*Objective*. Wherever the string "this" appears in the listing, copy that line.

--- begin Dataset content ---

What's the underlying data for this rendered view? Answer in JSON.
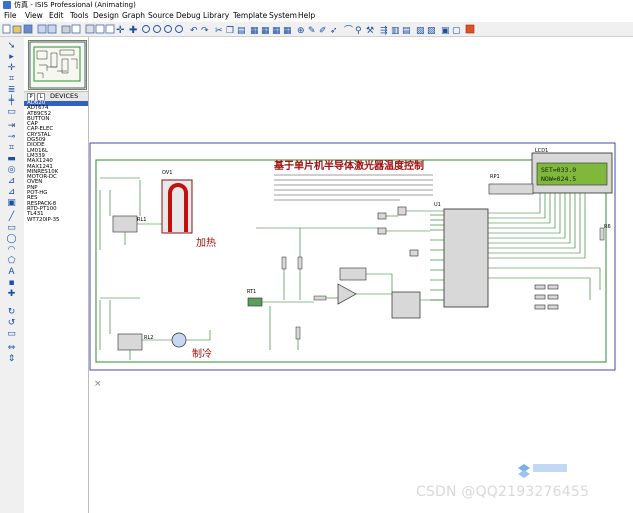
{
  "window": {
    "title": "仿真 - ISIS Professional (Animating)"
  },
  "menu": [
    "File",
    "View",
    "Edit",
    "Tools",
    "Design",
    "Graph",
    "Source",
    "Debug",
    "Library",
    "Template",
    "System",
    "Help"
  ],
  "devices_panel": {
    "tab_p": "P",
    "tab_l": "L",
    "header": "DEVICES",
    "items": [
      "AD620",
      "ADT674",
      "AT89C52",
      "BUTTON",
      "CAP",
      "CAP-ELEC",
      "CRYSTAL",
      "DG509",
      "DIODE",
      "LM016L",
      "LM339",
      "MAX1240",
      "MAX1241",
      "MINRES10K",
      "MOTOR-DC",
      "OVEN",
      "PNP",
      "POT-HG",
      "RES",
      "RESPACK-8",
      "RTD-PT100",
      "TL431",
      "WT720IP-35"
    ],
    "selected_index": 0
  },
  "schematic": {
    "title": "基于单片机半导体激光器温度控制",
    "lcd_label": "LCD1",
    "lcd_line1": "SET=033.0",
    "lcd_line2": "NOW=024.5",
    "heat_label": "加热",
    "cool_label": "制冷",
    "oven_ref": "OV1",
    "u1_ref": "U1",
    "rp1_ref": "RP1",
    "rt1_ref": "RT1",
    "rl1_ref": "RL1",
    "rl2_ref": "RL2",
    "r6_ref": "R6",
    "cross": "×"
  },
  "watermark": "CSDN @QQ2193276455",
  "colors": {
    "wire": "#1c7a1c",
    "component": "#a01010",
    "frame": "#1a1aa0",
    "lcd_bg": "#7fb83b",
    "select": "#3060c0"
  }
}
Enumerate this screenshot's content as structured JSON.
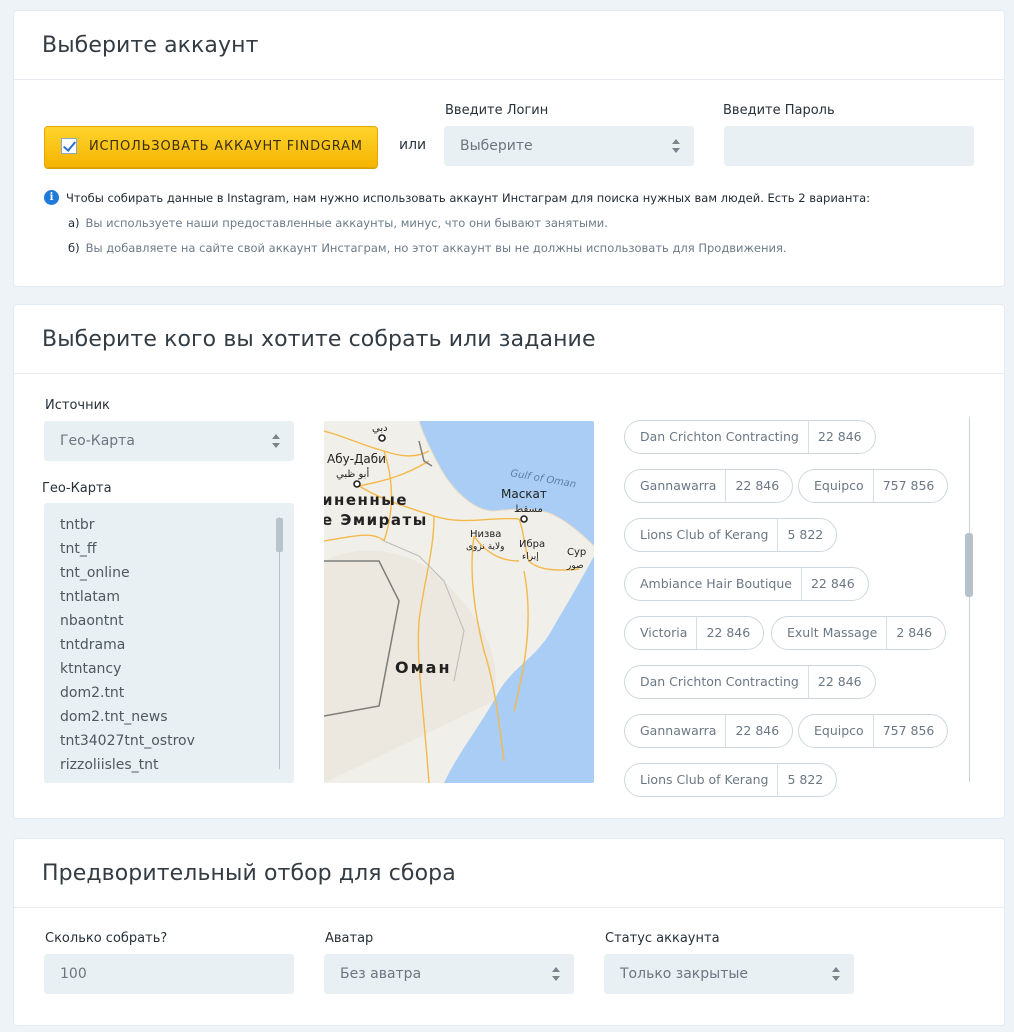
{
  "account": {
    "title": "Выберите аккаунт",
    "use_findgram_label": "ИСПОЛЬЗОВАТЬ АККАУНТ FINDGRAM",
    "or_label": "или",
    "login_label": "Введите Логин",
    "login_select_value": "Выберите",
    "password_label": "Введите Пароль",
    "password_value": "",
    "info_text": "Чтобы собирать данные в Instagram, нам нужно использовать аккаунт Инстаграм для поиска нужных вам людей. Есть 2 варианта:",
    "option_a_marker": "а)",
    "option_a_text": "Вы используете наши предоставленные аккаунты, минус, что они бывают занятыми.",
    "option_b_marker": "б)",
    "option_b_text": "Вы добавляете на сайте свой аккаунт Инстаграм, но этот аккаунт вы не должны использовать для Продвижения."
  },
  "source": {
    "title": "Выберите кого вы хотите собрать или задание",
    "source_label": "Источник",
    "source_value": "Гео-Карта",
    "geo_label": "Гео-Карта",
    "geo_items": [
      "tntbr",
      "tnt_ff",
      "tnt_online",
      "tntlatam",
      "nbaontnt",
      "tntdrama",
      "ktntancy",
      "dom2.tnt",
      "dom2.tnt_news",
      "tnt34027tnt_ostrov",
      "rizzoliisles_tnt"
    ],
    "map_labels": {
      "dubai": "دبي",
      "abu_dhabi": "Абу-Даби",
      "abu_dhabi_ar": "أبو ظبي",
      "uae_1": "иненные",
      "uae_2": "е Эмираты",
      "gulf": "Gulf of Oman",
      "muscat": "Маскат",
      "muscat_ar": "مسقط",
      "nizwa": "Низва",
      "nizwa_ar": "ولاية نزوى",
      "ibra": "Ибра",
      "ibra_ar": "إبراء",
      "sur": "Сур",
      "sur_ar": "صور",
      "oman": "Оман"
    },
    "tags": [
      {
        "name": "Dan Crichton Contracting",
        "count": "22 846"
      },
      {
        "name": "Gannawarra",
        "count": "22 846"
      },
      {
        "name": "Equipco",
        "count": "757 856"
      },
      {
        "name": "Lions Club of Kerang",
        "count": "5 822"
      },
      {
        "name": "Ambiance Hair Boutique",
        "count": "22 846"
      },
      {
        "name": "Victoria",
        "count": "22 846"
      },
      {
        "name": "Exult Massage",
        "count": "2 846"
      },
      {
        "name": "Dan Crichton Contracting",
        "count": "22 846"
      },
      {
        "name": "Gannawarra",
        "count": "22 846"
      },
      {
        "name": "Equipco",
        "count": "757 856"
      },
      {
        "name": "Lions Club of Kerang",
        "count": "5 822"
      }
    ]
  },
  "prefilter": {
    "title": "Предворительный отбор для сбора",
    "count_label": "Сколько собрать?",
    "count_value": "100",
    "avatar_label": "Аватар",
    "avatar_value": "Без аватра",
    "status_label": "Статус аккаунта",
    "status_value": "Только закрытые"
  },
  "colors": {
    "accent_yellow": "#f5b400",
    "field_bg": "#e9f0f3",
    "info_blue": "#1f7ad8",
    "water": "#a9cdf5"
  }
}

--- end Dataset content ---

*Completed exercise*.
What's the underlying data for this rendered view? Answer in JSON.
Enumerate this screenshot's content as structured JSON.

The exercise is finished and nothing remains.